══ Task input ══
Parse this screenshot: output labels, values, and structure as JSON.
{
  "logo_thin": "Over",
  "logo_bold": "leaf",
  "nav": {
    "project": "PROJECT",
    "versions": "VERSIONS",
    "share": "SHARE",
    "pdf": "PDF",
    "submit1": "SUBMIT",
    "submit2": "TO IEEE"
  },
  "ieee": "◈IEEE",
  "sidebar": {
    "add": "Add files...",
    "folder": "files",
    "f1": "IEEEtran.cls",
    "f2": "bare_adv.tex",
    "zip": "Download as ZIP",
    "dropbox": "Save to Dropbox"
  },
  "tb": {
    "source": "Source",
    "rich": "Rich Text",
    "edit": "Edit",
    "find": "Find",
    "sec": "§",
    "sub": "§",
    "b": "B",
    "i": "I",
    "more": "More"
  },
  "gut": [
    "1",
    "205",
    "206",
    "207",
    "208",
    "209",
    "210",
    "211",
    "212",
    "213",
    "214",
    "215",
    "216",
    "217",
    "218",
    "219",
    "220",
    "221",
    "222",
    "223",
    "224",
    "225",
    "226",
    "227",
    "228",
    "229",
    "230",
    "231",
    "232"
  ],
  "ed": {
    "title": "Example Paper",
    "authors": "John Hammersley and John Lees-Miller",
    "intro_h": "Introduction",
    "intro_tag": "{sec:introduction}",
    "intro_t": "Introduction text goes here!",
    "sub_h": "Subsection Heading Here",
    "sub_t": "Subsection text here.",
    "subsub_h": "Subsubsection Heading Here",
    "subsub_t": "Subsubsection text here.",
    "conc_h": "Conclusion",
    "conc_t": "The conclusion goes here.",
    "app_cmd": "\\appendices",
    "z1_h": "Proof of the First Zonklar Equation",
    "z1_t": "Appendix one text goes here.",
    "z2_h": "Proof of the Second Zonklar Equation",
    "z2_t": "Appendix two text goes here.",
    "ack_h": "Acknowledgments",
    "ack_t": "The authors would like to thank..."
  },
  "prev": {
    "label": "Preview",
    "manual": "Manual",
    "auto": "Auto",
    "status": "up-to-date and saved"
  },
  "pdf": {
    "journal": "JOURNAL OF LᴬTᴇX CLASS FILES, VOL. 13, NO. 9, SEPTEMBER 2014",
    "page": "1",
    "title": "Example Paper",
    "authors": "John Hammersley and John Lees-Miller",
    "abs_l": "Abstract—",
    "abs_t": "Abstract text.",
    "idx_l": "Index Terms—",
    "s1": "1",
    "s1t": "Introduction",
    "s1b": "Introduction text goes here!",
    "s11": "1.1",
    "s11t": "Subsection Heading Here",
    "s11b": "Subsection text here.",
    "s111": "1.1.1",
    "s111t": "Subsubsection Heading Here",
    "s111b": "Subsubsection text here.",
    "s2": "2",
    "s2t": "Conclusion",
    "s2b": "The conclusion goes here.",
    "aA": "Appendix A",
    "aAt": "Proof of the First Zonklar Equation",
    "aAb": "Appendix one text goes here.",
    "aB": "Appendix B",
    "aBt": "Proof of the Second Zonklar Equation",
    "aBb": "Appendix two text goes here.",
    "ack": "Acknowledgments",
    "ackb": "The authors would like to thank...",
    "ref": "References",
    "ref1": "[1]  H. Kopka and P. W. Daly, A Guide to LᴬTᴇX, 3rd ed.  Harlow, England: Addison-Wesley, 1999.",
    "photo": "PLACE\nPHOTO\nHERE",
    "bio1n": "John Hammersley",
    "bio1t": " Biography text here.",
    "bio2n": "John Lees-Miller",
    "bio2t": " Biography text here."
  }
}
═══
**Task to carry out:**
Reproduce every line of the data verbatim.

**Final result:**
Parse this screenshot: output labels, values, and structure as JSON.
{
  "logo_thin": "Over",
  "logo_bold": "leaf",
  "nav": {
    "project": "PROJECT",
    "versions": "VERSIONS",
    "share": "SHARE",
    "pdf": "PDF",
    "submit1": "SUBMIT",
    "submit2": "TO IEEE"
  },
  "ieee": "◈IEEE",
  "sidebar": {
    "add": "Add files...",
    "folder": "files",
    "f1": "IEEEtran.cls",
    "f2": "bare_adv.tex",
    "zip": "Download as ZIP",
    "dropbox": "Save to Dropbox"
  },
  "tb": {
    "source": "Source",
    "rich": "Rich Text",
    "edit": "Edit",
    "find": "Find",
    "sec": "§",
    "sub": "§",
    "b": "B",
    "i": "I",
    "more": "More"
  },
  "gut": [
    "1",
    "205",
    "206",
    "207",
    "208",
    "209",
    "210",
    "211",
    "212",
    "213",
    "214",
    "215",
    "216",
    "217",
    "218",
    "219",
    "220",
    "221",
    "222",
    "223",
    "224",
    "225",
    "226",
    "227",
    "228",
    "229",
    "230",
    "231",
    "232"
  ],
  "ed": {
    "title": "Example Paper",
    "authors": "John Hammersley and John Lees-Miller",
    "intro_h": "Introduction",
    "intro_tag": "{sec:introduction}",
    "intro_t": "Introduction text goes here!",
    "sub_h": "Subsection Heading Here",
    "sub_t": "Subsection text here.",
    "subsub_h": "Subsubsection Heading Here",
    "subsub_t": "Subsubsection text here.",
    "conc_h": "Conclusion",
    "conc_t": "The conclusion goes here.",
    "app_cmd": "\\appendices",
    "z1_h": "Proof of the First Zonklar Equation",
    "z1_t": "Appendix one text goes here.",
    "z2_h": "Proof of the Second Zonklar Equation",
    "z2_t": "Appendix two text goes here.",
    "ack_h": "Acknowledgments",
    "ack_t": "The authors would like to thank..."
  },
  "prev": {
    "label": "Preview",
    "manual": "Manual",
    "auto": "Auto",
    "status": "up-to-date and saved"
  },
  "pdf": {
    "journal": "JOURNAL OF LᴬTᴇX CLASS FILES, VOL. 13, NO. 9, SEPTEMBER 2014",
    "page": "1",
    "title": "Example Paper",
    "authors": "John Hammersley and John Lees-Miller",
    "abs_l": "Abstract—",
    "abs_t": "Abstract text.",
    "idx_l": "Index Terms—",
    "s1": "1",
    "s1t": "Introduction",
    "s1b": "Introduction text goes here!",
    "s11": "1.1",
    "s11t": "Subsection Heading Here",
    "s11b": "Subsection text here.",
    "s111": "1.1.1",
    "s111t": "Subsubsection Heading Here",
    "s111b": "Subsubsection text here.",
    "s2": "2",
    "s2t": "Conclusion",
    "s2b": "The conclusion goes here.",
    "aA": "Appendix A",
    "aAt": "Proof of the First Zonklar Equation",
    "aAb": "Appendix one text goes here.",
    "aB": "Appendix B",
    "aBt": "Proof of the Second Zonklar Equation",
    "aBb": "Appendix two text goes here.",
    "ack": "Acknowledgments",
    "ackb": "The authors would like to thank...",
    "ref": "References",
    "ref1": "[1]  H. Kopka and P. W. Daly, A Guide to LᴬTᴇX, 3rd ed.  Harlow, England: Addison-Wesley, 1999.",
    "photo": "PLACE\nPHOTO\nHERE",
    "bio1n": "John Hammersley",
    "bio1t": " Biography text here.",
    "bio2n": "John Lees-Miller",
    "bio2t": " Biography text here."
  }
}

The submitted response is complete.